--- start of INFORMATION PROVIDED ---

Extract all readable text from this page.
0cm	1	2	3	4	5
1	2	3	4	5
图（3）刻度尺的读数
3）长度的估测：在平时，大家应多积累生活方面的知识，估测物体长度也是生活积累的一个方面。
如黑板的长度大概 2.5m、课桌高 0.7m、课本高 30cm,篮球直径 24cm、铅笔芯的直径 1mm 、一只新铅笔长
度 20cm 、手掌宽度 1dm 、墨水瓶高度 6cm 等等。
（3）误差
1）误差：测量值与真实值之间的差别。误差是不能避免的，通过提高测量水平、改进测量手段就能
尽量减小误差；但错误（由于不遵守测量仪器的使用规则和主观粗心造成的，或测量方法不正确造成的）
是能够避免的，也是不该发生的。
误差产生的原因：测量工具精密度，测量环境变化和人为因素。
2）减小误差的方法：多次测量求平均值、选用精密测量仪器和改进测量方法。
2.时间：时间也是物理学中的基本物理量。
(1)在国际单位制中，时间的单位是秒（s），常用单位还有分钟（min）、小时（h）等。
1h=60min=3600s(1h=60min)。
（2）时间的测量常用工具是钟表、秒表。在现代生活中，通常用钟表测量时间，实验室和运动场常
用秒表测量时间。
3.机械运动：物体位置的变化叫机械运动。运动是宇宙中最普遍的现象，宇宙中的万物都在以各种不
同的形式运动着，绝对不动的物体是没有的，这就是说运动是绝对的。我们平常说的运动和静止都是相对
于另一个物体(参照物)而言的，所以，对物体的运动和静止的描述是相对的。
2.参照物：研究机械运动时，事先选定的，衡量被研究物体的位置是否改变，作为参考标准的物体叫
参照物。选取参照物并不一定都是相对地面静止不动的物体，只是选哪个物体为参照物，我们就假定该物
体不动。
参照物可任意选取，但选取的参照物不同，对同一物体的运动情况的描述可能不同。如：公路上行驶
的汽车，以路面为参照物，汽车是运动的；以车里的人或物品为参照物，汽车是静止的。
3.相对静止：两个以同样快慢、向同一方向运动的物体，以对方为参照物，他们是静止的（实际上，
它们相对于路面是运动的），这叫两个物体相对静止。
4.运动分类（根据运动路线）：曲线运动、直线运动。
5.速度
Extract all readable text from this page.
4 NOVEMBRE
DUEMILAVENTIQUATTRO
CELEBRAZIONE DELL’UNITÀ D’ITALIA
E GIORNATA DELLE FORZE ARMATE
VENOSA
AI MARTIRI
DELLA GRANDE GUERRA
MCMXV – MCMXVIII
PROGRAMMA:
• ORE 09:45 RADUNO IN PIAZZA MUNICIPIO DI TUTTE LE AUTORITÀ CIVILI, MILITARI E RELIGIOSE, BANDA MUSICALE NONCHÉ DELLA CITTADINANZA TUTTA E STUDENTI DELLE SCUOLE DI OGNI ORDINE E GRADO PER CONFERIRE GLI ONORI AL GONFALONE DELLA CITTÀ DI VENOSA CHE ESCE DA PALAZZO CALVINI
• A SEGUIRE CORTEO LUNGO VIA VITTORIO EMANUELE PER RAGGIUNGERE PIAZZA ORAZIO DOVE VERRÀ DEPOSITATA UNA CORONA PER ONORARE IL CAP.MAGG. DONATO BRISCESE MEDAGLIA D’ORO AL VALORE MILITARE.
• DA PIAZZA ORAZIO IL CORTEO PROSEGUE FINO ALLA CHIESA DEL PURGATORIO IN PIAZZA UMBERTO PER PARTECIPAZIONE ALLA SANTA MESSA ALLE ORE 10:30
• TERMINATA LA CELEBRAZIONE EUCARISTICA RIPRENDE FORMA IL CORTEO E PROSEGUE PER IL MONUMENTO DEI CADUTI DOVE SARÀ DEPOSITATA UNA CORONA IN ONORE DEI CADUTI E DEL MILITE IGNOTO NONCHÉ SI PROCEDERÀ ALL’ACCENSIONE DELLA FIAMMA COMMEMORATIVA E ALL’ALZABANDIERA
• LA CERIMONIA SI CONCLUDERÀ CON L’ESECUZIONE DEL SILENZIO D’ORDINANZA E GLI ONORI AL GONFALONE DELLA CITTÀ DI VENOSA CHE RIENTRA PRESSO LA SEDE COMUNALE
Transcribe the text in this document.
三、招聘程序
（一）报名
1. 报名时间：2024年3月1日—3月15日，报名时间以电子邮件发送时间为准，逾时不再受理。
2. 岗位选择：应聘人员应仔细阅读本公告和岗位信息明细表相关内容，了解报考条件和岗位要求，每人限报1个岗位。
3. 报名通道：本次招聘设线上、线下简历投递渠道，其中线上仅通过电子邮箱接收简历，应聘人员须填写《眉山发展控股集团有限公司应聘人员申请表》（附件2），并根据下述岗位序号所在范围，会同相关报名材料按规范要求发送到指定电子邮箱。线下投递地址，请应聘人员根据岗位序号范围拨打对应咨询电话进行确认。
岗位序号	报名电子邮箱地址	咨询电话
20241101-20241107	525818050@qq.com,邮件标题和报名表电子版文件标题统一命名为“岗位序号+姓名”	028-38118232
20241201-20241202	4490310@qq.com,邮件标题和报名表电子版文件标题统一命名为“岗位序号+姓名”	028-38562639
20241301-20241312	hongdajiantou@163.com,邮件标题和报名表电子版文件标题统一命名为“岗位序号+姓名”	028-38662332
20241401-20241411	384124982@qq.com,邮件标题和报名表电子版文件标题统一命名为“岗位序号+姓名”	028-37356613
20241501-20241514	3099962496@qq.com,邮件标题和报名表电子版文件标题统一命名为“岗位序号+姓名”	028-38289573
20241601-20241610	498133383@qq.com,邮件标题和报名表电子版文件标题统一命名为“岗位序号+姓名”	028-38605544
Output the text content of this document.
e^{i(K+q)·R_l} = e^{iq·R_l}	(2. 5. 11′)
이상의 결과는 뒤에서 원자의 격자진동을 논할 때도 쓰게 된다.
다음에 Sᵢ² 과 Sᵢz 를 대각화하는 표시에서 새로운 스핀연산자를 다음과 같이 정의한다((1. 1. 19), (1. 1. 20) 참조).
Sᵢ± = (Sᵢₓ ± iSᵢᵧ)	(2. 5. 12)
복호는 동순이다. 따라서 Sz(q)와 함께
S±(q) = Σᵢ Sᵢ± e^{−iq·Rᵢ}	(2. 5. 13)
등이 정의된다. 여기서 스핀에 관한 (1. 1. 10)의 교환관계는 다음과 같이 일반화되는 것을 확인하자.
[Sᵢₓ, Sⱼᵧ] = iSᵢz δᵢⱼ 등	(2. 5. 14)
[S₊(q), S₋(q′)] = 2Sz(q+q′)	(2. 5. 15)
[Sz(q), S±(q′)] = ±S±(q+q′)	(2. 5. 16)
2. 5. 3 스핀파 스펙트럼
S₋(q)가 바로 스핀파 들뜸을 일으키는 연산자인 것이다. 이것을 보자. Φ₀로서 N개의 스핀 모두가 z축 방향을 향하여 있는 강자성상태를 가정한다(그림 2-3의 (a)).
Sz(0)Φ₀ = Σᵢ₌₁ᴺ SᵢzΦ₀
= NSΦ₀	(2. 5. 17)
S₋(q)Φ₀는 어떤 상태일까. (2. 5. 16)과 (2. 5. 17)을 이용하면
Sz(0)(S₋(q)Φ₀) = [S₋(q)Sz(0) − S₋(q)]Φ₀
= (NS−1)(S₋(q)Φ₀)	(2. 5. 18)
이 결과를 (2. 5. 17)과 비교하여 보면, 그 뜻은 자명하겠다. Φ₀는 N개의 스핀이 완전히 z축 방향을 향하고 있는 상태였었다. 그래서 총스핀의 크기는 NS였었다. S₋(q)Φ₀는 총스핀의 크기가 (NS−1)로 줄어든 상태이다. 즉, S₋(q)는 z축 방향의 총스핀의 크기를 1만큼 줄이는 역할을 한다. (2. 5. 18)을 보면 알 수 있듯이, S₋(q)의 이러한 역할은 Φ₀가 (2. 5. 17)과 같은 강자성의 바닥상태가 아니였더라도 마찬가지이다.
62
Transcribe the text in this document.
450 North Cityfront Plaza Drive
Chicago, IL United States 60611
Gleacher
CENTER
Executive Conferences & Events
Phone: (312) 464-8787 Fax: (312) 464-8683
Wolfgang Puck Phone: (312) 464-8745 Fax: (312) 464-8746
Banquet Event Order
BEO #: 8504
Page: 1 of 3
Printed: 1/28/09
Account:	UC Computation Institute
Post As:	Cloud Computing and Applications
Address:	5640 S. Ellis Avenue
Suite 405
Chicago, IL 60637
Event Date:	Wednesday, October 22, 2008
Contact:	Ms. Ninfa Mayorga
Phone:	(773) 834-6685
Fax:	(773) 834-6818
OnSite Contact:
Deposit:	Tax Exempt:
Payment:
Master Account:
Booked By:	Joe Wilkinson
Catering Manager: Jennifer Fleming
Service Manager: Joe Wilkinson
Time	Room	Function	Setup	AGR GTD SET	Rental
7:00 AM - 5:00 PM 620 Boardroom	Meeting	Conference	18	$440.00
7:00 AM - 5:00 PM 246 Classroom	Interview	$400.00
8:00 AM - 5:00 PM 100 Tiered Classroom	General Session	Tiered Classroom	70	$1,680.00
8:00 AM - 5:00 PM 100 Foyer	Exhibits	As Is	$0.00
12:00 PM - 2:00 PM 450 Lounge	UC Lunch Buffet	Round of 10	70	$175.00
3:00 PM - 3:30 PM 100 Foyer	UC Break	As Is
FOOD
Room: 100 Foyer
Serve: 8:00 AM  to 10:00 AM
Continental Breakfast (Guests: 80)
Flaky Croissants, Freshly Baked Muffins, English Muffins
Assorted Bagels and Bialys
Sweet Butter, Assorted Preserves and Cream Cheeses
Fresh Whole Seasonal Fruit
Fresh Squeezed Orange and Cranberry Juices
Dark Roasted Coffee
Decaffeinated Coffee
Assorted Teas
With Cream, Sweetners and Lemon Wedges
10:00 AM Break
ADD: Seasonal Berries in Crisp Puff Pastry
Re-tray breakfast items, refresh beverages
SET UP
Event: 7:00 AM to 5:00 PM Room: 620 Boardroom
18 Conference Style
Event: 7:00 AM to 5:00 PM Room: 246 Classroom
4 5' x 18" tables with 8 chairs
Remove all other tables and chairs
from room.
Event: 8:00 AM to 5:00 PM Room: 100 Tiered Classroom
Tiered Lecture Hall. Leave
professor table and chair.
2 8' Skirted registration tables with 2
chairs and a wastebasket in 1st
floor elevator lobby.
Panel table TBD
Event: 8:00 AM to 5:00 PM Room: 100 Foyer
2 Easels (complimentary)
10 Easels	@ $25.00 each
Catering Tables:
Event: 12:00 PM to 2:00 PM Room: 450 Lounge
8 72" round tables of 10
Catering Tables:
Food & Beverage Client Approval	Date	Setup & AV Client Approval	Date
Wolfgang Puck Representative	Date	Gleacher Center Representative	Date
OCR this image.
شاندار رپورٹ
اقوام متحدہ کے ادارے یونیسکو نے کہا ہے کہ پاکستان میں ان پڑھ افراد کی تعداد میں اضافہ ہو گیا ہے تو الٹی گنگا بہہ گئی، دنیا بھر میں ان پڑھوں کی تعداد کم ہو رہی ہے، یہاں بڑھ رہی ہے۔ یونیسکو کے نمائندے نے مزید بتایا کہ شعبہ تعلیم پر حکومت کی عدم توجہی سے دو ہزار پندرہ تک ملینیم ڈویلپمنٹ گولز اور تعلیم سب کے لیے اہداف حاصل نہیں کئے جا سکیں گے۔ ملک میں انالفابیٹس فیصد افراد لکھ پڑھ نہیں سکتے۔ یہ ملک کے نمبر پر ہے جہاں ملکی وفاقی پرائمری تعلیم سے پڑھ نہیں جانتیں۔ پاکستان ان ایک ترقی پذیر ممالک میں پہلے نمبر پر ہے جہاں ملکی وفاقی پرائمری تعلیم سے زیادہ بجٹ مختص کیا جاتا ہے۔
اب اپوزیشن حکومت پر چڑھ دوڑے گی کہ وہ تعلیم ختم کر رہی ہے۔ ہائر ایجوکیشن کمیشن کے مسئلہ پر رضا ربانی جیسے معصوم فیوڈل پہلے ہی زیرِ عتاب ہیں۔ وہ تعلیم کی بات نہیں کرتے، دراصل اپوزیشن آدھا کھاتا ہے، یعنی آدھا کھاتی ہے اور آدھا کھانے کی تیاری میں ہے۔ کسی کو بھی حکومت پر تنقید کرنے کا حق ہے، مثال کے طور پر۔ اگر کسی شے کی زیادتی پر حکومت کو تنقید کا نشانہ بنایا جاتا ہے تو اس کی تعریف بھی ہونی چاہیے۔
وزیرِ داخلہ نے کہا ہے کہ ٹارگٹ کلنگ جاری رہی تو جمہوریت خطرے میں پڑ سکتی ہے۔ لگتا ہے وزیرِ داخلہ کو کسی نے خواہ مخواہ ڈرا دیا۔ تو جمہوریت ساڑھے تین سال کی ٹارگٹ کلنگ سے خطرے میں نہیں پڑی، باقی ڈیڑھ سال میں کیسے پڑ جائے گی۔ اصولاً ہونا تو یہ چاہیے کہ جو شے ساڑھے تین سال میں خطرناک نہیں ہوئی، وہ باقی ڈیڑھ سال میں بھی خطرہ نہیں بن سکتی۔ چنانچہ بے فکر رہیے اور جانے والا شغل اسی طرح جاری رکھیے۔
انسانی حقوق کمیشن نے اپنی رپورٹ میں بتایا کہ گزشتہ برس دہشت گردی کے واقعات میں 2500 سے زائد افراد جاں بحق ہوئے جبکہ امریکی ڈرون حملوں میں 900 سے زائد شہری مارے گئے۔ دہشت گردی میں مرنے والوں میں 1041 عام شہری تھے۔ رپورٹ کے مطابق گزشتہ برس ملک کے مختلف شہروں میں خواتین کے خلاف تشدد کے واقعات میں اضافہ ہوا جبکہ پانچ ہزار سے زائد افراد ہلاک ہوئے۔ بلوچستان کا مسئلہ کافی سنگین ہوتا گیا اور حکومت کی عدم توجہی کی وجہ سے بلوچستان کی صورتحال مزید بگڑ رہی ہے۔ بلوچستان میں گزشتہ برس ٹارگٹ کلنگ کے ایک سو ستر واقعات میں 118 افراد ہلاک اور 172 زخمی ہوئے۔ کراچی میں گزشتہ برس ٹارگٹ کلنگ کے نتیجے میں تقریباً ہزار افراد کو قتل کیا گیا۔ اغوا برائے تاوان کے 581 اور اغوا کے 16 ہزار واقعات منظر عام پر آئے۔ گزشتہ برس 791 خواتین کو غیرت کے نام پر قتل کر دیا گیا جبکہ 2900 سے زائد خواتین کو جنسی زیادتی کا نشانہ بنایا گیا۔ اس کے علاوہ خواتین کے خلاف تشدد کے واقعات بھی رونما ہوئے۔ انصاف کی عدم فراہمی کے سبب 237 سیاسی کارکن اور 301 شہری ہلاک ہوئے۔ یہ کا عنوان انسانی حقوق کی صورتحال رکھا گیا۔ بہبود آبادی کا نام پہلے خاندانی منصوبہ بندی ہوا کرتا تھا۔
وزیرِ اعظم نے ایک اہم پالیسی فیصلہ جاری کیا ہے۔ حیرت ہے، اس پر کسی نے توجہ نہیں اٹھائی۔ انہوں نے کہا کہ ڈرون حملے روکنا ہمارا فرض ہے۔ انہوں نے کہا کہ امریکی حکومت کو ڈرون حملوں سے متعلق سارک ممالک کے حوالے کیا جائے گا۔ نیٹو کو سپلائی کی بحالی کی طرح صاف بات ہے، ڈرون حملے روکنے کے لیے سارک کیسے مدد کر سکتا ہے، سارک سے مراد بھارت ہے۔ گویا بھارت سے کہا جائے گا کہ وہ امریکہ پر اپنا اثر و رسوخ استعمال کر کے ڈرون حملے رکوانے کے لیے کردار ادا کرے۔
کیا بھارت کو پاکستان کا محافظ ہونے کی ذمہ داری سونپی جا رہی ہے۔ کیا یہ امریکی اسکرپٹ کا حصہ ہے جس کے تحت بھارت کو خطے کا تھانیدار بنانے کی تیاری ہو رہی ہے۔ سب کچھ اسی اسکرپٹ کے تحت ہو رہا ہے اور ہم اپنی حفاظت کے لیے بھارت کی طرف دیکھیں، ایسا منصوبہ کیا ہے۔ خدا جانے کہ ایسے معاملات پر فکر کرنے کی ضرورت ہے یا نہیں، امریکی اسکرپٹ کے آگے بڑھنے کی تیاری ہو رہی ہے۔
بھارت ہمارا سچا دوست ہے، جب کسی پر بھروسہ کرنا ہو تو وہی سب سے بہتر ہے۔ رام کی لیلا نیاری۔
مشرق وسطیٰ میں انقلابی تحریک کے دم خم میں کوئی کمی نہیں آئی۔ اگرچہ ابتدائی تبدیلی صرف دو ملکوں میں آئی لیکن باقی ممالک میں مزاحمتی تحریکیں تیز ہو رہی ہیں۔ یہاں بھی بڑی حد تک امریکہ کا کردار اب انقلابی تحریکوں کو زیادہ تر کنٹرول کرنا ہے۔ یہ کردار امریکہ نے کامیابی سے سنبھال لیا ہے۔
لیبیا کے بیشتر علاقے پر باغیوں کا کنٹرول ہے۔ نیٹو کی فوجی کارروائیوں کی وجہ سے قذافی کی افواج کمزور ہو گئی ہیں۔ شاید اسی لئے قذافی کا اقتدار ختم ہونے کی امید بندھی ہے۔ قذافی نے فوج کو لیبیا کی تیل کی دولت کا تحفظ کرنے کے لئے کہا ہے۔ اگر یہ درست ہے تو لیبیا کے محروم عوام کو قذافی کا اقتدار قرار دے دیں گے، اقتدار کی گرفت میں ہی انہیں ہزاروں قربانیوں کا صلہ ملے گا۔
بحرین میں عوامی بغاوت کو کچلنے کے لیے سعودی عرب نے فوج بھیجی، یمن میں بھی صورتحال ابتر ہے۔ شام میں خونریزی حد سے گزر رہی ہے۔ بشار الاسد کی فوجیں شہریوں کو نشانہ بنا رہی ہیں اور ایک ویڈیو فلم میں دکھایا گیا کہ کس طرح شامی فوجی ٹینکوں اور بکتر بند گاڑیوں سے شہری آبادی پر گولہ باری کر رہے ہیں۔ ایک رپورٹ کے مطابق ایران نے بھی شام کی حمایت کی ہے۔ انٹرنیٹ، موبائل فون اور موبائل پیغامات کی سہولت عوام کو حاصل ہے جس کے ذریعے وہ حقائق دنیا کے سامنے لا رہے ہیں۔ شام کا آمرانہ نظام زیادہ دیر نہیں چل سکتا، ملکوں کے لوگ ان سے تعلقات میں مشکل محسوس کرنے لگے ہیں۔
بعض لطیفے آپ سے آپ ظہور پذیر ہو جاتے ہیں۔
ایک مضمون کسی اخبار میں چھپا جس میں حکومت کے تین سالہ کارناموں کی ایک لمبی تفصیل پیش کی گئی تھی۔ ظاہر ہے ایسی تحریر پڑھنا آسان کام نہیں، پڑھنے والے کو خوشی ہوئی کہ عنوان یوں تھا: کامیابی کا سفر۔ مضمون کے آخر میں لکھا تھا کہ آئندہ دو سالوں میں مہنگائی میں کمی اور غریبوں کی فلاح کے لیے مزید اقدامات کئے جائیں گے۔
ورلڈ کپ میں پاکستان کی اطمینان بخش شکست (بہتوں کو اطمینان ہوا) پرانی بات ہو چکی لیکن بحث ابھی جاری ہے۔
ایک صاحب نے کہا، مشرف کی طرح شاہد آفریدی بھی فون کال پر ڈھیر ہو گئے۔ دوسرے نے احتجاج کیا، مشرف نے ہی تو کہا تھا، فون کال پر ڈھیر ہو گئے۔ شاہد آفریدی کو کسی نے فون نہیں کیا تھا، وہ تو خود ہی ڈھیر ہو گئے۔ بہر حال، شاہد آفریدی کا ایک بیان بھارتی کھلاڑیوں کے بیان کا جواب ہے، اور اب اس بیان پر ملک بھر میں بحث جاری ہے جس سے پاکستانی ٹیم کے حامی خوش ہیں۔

--- end of INFORMATION PROVIDED ---

◆ WHAT IS NEEDED: Every line holding "Foyer" should be copied out.

◆ ANSWER IN FULL:
8:00 AM - 5:00 PM 100 Foyer	Exhibits	As Is	$0.00
3:00 PM - 3:30 PM 100 Foyer	UC Break	As Is
Room: 100 Foyer
Event: 8:00 AM to 5:00 PM Room: 100 Foyer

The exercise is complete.